### УСЛОВИЕ ЗАДАЧИ 1
Сколько персонажей, согласно тексту о красоте, должно быть в этом сюжете, и кто они?

### ИСТОЧНИК
+++++
Может быть, он помнит, что некоторое время составлял с красотой одно, и его прозрения рождены из воспоминаний? Похоже, это предположение тоже никуда не годится. Ведь если составляешь с чем-то одно, о чем тут помнить и кому? Воспоминанию требуются факты, событийность, а опыт слияния – это, скорее, опыт по ту сторону всякой фактуры и событийности. Память – это память о моментах, когда я был, а не когда меня не было.
Получается, что третий персонаж не так уж глубок в своих «прозрениях». И это еще мягко сказано. Судя по всему, он крайне поверхностен. Будь он глубже, не-объектность красоты скорее стала бы поводом в нее вовлечься, нежели отметить ее не-объектность. На не-объект субъект отзывается прекращением. «Повстречав» не-объект, перестаешь выполнять обязанности субъекта, а отнюдь не отмечаешь, что перед тобой – не-объект. К тому же перед кем-то не-объекта и не будет. Перед кем-то будут только объекты.
Будь третий игрок хоть сколько-нибудь глубже, чем на самой поверхностной и, соответственно, самой несущественной стороне происходящего, он попросту соединился бы с одним из тех персонажей, на которых он взирает со своего невозможного места. А именно с тем, кому и в голову не приходит содействовать тому, чтобы об «обнаруженной» им красоте узнал весь мир, потому как всем миром оказалась сама эта красота.
Персонажей, игроков в этом сюжете должно быть двое. Чувствительный к красоте и чувствительный к красивостям. Площадки, с которой их можно было бы обозревать, описывать и сравнивать между собой, не существует. В противном случае это было бы место, с которого видно, что такое настоящая красота и чем она отличается от ненастоящей. А значит, красота была бы тем, что вполне определяется снаружи и, стало быть, незачем в нее проваливаться. К тому же разница между красотой и красивостью оказалась бы не столь существенной, чтобы поднимать по ее поводу такой шум. В общем, третий – лишний.
+++++
### УСЛОВИЕ ЗАДАЧИ 2
Соберите из записей ниже все строки, в которых встречается слово «colophon». Регистр букв учитывается.

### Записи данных
+++++
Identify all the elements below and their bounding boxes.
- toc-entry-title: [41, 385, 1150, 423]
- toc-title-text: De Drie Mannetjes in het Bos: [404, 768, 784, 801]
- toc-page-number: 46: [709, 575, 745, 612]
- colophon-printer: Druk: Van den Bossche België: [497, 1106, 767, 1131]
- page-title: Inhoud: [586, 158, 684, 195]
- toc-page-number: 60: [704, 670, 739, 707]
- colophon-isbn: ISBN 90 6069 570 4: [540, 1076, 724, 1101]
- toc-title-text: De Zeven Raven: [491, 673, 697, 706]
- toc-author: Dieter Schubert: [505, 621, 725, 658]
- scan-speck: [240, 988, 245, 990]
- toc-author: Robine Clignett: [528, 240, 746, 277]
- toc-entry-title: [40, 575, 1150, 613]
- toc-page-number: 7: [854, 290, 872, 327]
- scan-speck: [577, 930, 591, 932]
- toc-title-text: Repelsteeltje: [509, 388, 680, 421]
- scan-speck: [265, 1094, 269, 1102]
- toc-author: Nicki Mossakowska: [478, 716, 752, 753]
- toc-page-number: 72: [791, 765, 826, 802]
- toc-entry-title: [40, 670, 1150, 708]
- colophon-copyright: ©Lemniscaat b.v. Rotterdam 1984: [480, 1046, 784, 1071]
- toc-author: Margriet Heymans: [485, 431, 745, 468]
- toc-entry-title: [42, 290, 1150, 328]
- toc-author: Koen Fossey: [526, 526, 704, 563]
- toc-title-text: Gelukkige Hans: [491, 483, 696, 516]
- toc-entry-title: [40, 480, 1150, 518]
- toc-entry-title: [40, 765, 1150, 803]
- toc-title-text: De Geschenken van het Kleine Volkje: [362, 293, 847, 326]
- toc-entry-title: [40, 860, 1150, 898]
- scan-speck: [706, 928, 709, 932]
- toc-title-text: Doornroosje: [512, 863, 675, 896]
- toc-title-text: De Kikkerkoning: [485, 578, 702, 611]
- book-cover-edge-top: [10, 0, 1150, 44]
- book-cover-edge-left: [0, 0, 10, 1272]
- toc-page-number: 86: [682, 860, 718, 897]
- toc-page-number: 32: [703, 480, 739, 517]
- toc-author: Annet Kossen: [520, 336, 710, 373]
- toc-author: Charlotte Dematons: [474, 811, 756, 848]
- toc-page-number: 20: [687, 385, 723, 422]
+++++
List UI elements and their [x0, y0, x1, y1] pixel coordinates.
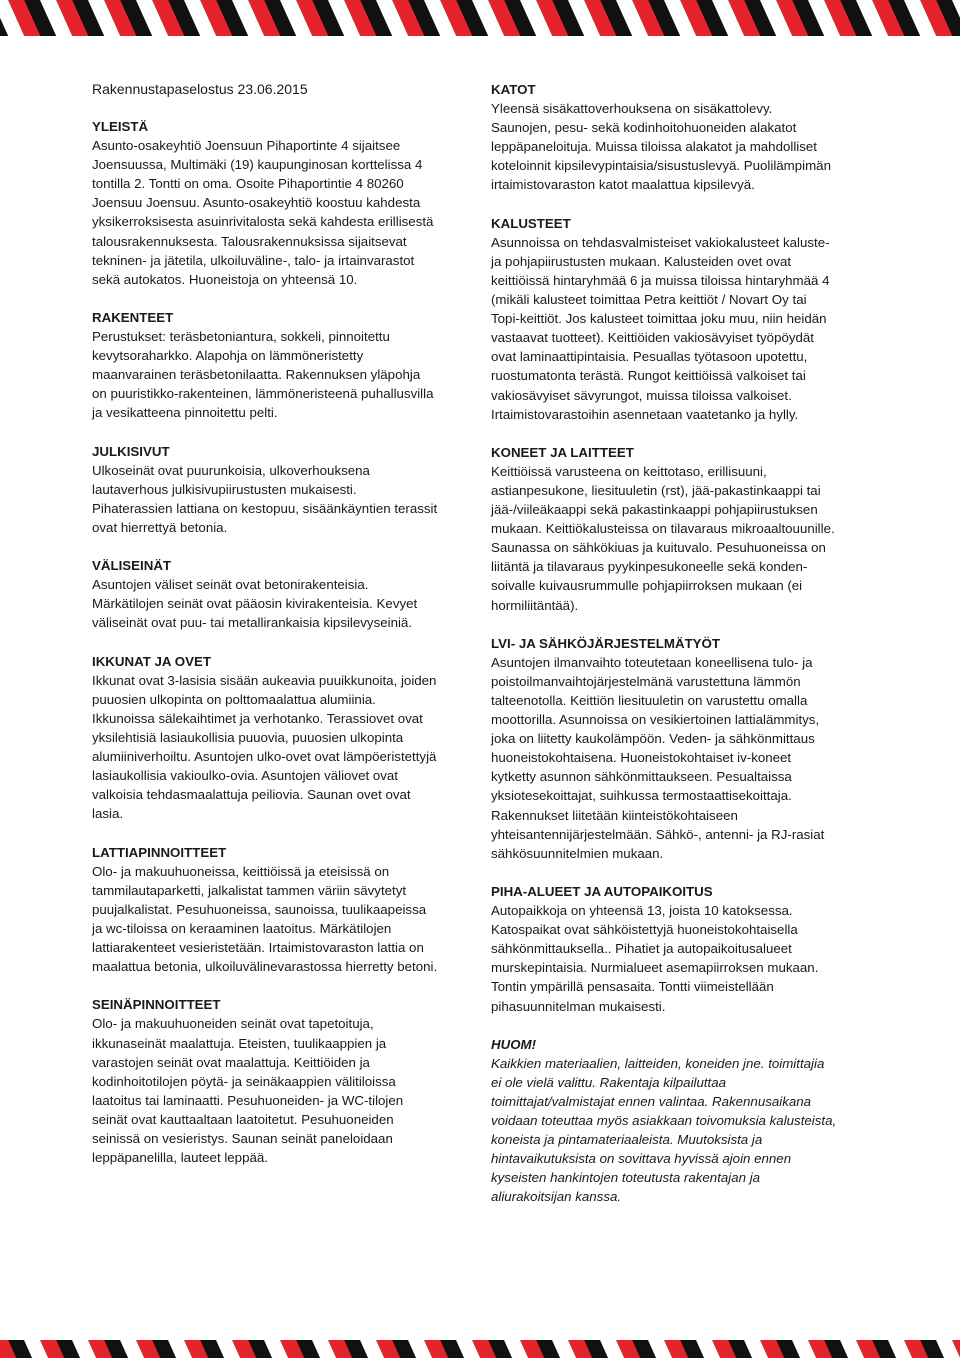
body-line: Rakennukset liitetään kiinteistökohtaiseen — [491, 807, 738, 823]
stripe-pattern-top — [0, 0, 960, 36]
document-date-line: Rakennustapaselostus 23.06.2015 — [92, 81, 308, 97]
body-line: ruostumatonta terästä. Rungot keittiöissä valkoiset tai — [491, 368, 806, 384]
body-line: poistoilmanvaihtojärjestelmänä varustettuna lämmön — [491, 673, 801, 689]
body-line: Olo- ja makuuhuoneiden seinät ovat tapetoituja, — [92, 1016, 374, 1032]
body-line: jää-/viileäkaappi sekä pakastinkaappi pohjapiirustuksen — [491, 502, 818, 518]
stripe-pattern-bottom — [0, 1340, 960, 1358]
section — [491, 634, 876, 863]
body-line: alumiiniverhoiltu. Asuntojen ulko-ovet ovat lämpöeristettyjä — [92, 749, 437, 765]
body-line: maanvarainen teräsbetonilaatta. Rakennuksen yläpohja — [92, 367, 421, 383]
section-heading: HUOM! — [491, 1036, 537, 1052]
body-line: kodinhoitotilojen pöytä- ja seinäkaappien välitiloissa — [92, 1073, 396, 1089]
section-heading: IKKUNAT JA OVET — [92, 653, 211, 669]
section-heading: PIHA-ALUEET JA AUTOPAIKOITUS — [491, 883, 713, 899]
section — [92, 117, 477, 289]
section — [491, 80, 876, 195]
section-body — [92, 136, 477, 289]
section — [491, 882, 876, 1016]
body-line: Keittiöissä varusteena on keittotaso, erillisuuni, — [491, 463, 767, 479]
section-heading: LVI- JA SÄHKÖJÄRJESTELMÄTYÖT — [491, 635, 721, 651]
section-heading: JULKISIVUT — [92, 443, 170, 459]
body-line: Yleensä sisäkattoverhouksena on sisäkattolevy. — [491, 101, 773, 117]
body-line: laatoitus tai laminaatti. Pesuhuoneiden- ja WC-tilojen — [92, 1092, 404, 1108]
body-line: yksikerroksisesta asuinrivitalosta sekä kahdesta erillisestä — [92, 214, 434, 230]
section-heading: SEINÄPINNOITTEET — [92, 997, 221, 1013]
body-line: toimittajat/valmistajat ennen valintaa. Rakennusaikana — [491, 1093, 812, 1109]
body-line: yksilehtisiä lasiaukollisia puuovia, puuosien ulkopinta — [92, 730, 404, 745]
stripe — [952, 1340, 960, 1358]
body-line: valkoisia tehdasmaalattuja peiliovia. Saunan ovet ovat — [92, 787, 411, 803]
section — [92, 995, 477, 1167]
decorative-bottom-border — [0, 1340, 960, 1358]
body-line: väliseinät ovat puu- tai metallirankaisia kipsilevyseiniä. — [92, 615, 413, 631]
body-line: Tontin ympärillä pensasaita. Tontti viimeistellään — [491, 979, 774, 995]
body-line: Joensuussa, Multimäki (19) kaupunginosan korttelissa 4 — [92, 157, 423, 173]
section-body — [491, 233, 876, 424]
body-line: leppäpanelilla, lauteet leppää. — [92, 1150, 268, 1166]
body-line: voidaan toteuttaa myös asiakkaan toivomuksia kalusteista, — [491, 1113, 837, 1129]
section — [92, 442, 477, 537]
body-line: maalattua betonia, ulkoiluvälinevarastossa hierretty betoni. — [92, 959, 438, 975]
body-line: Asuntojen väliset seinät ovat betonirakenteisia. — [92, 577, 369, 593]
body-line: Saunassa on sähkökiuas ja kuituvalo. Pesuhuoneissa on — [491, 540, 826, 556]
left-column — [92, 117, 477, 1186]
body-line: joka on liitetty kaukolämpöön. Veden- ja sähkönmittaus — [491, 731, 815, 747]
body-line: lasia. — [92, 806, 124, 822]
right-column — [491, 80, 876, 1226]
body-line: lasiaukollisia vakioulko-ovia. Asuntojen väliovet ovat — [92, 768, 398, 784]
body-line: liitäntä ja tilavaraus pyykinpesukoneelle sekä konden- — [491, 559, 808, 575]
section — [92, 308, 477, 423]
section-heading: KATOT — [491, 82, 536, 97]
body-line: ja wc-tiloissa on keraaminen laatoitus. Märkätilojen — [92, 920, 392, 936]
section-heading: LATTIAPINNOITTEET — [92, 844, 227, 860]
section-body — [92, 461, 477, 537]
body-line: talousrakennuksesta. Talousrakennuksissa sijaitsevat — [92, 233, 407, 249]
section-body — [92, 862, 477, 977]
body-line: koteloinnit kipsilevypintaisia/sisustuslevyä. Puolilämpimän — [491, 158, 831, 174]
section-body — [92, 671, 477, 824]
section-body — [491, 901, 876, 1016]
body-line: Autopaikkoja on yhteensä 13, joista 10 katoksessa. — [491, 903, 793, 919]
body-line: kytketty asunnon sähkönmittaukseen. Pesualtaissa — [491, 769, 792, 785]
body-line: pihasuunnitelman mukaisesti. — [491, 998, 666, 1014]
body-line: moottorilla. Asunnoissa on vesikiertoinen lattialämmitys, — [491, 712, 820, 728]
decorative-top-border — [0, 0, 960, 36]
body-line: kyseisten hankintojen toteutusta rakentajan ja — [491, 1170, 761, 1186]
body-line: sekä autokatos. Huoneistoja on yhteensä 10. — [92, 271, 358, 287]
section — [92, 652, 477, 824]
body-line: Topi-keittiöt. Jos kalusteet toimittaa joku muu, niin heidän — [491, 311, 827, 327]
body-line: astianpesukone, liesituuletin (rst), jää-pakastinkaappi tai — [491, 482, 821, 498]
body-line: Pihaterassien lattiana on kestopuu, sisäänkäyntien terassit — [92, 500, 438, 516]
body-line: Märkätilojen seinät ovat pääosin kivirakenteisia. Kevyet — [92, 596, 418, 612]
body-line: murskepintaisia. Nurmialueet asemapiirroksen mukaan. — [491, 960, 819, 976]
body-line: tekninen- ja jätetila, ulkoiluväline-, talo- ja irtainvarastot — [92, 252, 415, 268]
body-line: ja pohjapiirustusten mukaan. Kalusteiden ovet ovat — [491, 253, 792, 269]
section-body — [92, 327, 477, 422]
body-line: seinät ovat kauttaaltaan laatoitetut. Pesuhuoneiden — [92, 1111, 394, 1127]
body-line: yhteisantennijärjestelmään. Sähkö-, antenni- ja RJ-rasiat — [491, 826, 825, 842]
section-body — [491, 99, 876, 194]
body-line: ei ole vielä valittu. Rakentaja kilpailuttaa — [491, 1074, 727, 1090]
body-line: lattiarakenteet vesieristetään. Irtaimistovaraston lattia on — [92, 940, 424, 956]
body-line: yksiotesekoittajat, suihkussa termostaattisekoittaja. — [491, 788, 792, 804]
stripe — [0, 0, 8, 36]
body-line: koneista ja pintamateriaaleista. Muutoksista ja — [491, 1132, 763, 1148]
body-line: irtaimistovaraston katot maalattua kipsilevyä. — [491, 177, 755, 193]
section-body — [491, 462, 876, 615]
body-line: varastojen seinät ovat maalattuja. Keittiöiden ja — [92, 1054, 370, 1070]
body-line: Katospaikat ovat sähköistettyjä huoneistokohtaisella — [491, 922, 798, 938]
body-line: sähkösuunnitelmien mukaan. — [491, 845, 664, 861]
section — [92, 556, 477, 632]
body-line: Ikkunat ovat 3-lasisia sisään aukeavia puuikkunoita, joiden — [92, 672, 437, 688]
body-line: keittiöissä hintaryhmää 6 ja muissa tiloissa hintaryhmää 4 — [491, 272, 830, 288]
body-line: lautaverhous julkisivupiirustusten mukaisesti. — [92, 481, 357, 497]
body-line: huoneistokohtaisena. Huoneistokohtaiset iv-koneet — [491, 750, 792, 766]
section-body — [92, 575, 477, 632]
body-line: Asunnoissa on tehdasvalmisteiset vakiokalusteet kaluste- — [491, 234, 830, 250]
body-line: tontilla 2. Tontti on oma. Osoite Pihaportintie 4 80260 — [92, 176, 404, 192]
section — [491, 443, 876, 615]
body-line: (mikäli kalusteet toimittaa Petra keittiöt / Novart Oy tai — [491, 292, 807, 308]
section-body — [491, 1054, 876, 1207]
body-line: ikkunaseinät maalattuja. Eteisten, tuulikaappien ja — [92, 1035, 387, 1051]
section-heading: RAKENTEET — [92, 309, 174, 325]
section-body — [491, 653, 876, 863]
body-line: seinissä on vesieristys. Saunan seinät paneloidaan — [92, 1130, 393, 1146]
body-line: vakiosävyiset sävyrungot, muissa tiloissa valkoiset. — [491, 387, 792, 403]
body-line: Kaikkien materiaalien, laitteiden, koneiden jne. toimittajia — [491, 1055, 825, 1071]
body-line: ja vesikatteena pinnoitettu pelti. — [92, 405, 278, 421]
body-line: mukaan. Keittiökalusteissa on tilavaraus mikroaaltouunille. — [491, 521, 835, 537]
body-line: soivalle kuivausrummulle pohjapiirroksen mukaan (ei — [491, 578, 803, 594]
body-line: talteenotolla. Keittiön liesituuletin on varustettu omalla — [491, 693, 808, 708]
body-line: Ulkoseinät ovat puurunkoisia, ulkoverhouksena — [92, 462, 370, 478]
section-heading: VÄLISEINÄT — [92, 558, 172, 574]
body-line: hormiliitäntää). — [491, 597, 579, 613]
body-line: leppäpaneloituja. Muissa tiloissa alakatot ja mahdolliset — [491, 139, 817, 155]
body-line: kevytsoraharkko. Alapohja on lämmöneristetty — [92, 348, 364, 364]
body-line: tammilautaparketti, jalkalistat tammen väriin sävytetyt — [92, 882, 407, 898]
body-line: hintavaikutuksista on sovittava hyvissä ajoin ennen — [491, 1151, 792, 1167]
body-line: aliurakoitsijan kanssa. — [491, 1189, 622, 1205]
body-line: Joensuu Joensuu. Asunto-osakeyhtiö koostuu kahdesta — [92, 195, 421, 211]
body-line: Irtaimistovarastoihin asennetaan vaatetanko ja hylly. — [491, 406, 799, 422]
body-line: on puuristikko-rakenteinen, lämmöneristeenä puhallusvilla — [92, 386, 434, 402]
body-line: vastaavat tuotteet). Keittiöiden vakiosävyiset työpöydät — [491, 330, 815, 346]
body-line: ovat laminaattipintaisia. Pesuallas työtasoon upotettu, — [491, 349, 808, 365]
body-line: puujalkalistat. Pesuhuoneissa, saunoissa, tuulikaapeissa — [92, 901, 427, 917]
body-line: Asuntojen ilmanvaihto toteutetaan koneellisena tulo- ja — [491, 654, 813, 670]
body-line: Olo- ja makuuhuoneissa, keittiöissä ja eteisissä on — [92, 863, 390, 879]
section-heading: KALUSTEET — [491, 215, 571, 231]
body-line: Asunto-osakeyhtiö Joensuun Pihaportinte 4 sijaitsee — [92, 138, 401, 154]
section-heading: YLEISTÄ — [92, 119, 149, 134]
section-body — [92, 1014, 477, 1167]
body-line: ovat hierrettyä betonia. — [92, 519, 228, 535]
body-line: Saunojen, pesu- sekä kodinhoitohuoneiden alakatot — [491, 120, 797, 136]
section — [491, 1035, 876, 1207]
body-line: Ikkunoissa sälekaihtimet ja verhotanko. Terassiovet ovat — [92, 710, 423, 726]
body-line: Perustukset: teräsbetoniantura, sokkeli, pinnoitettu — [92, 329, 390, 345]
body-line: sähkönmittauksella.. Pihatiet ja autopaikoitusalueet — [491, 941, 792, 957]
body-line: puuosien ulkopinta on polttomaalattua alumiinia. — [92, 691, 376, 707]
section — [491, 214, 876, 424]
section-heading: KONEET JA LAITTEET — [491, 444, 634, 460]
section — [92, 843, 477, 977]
+++++
### ОТВЕТ С РЕШЕНИЕМ 1
Двое: чувствительный к красоте и чувствительный к красивостям.

### ОТВЕТ С РЕШЕНИЕМ 2
- colophon-printer: Druk: Van den Bossche België: [497, 1106, 767, 1131]
- colophon-isbn: ISBN 90 6069 570 4: [540, 1076, 724, 1101]
- colophon-copyright: ©Lemniscaat b.v. Rotterdam 1984: [480, 1046, 784, 1071]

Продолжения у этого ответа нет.